Stored data:
::::

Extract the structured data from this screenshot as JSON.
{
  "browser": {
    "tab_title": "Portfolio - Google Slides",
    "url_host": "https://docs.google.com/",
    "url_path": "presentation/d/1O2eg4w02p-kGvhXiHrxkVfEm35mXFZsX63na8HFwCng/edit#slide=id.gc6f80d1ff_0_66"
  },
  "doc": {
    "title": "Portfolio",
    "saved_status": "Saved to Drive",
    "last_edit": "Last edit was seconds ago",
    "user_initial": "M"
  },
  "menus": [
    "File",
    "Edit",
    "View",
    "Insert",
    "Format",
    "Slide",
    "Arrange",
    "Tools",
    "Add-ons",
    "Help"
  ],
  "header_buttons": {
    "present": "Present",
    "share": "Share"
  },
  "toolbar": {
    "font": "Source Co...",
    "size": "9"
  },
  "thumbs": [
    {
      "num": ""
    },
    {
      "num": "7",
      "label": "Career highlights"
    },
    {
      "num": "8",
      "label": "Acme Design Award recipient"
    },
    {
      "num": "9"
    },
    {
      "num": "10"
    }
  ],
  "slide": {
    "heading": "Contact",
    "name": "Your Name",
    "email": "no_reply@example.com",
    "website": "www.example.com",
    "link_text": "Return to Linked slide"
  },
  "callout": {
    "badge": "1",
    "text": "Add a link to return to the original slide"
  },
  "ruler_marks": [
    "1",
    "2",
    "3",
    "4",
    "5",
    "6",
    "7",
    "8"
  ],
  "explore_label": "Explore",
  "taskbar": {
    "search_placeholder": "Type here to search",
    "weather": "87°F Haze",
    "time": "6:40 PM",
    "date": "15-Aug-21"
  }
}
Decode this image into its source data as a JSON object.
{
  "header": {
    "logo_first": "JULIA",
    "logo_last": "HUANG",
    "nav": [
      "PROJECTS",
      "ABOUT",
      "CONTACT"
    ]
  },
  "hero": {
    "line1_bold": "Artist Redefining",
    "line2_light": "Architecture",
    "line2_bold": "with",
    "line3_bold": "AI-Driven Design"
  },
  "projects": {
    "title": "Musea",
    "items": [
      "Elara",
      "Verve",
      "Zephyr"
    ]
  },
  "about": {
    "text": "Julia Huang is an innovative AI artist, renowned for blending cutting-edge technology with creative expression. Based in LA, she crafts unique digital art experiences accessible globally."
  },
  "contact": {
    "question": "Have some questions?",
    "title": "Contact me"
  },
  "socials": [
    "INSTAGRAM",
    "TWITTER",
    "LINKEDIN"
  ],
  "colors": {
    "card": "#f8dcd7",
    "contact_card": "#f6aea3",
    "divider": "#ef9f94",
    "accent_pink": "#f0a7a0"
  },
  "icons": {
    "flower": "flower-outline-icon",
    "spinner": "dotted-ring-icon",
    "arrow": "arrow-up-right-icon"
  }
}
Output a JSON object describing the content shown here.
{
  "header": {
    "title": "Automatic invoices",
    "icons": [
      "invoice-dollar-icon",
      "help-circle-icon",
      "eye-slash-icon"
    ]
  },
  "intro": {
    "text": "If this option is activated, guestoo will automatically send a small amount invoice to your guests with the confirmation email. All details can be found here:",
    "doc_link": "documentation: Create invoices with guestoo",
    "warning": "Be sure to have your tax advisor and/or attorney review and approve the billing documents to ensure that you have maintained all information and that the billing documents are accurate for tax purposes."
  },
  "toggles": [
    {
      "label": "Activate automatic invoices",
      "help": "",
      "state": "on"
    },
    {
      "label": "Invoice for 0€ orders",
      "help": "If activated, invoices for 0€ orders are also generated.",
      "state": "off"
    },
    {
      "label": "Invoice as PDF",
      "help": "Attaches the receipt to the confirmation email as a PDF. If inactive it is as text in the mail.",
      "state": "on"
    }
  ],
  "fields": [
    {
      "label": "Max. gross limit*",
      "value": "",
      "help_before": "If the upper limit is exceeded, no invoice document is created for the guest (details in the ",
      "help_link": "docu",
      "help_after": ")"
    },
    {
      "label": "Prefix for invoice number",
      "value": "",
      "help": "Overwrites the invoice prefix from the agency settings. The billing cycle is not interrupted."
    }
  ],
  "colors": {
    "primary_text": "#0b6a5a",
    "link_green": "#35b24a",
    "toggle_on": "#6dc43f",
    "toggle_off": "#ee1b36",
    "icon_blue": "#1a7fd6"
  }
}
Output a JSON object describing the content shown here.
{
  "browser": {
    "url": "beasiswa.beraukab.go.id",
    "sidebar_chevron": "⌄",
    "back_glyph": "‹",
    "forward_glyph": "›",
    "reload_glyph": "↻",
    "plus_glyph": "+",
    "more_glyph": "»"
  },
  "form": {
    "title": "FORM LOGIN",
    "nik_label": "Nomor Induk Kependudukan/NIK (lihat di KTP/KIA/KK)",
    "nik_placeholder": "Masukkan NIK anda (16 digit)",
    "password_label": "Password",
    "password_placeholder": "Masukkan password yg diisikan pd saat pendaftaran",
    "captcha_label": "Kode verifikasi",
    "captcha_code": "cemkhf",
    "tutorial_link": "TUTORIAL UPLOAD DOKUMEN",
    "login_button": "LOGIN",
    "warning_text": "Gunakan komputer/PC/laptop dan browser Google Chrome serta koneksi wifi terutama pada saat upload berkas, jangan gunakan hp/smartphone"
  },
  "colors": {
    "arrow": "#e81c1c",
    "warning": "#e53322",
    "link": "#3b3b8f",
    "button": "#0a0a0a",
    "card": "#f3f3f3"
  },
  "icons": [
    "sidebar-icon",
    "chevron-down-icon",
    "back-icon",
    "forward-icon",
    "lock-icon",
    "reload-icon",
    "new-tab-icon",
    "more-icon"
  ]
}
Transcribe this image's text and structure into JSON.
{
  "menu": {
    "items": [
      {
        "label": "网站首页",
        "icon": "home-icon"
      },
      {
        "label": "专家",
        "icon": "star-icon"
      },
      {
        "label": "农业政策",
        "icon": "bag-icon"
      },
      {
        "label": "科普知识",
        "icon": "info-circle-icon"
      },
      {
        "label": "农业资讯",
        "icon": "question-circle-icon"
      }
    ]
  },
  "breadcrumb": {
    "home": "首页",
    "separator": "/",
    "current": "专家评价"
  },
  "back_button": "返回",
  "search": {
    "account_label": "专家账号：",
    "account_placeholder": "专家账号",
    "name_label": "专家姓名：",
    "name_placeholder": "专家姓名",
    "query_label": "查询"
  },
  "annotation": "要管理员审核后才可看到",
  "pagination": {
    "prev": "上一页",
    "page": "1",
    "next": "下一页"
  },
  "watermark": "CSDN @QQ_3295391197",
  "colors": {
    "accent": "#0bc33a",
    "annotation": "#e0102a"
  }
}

::::

From the entries above, select each line containing the string "with".

→ **Solution to this problem**:
    "line2_bold": "with",
    "text": "Julia Huang is an innovative AI artist, renowned for blending cutting-edge technology with creative expression. Based in LA, she crafts unique digital art experiences accessible globally."
    "text": "If this option is activated, guestoo will automatically send a small amount invoice to your guests with the confirmation email. All details can be found here:",
    "doc_link": "documentation: Create invoices with guestoo",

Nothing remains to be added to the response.